* RAW DATA:
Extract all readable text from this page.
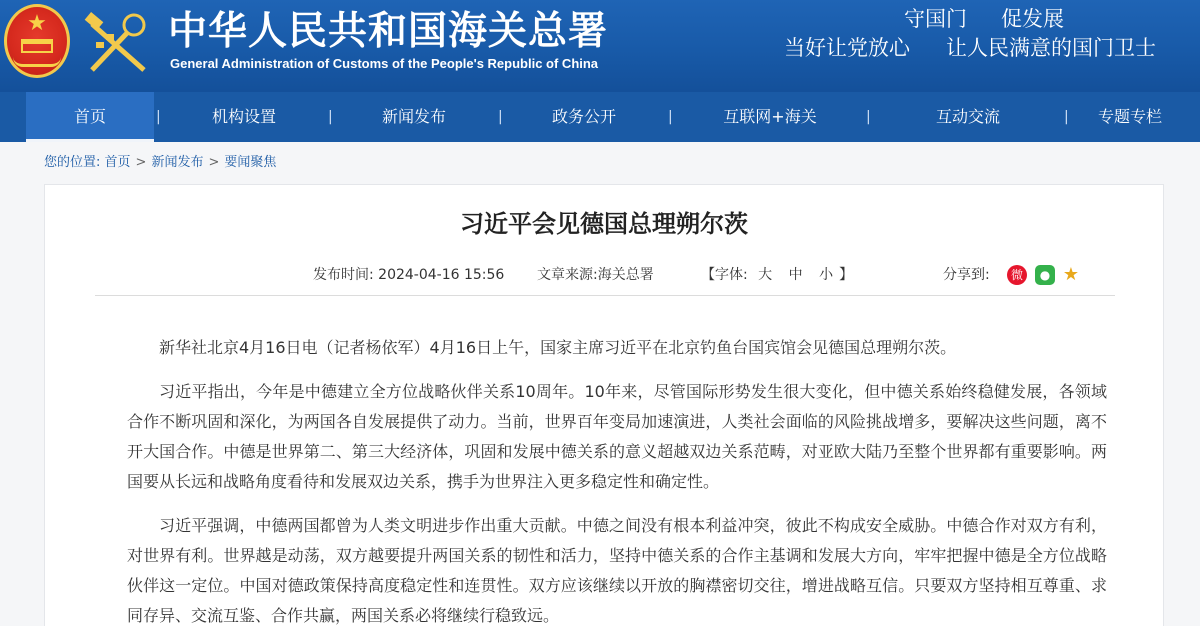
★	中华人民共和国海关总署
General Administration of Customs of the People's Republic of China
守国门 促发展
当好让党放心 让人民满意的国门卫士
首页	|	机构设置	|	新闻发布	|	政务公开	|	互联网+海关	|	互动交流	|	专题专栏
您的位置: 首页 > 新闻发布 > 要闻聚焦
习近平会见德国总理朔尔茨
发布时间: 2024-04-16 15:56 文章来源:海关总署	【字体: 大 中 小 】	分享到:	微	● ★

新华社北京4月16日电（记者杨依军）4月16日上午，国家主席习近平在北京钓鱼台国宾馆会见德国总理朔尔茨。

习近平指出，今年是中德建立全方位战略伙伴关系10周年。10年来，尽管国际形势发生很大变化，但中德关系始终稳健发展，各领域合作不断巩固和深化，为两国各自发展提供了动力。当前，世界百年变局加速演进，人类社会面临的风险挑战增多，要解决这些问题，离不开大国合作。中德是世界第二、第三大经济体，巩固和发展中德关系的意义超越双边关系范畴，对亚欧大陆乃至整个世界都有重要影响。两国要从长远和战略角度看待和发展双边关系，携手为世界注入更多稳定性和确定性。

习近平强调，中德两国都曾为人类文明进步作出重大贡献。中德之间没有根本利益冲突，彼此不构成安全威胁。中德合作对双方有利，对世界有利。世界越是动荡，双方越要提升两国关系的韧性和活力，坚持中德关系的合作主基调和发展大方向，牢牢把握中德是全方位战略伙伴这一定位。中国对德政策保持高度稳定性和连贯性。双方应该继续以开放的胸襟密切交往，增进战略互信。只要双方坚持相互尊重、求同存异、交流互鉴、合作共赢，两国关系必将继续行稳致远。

* TO BE DONE: Pictures appear in the records above. Output everything except them, exactly.

* OUTPUT OF THE TASK:
Extract all readable text from this page.
★	中华人民共和国海关总署
General Administration of Customs of the People's Republic of China
守国门 促发展
当好让党放心 让人民满意的国门卫士
首页	|	机构设置	|	新闻发布	|	政务公开	|	互联网+海关	|	互动交流	|	专题专栏
您的位置: 首页 > 新闻发布 > 要闻聚焦
习近平会见德国总理朔尔茨
发布时间: 2024-04-16 15:56 文章来源:海关总署	【字体: 大 中 小 】	分享到:	微	● ★

新华社北京4月16日电（记者杨依军）4月16日上午，国家主席习近平在北京钓鱼台国宾馆会见德国总理朔尔茨。

习近平指出，今年是中德建立全方位战略伙伴关系10周年。10年来，尽管国际形势发生很大变化，但中德关系始终稳健发展，各领域合作不断巩固和深化，为两国各自发展提供了动力。当前，世界百年变局加速演进，人类社会面临的风险挑战增多，要解决这些问题，离不开大国合作。中德是世界第二、第三大经济体，巩固和发展中德关系的意义超越双边关系范畴，对亚欧大陆乃至整个世界都有重要影响。两国要从长远和战略角度看待和发展双边关系，携手为世界注入更多稳定性和确定性。

习近平强调，中德两国都曾为人类文明进步作出重大贡献。中德之间没有根本利益冲突，彼此不构成安全威胁。中德合作对双方有利，对世界有利。世界越是动荡，双方越要提升两国关系的韧性和活力，坚持中德关系的合作主基调和发展大方向，牢牢把握中德是全方位战略伙伴这一定位。中国对德政策保持高度稳定性和连贯性。双方应该继续以开放的胸襟密切交往，增进战略互信。只要双方坚持相互尊重、求同存异、交流互鉴、合作共赢，两国关系必将继续行稳致远。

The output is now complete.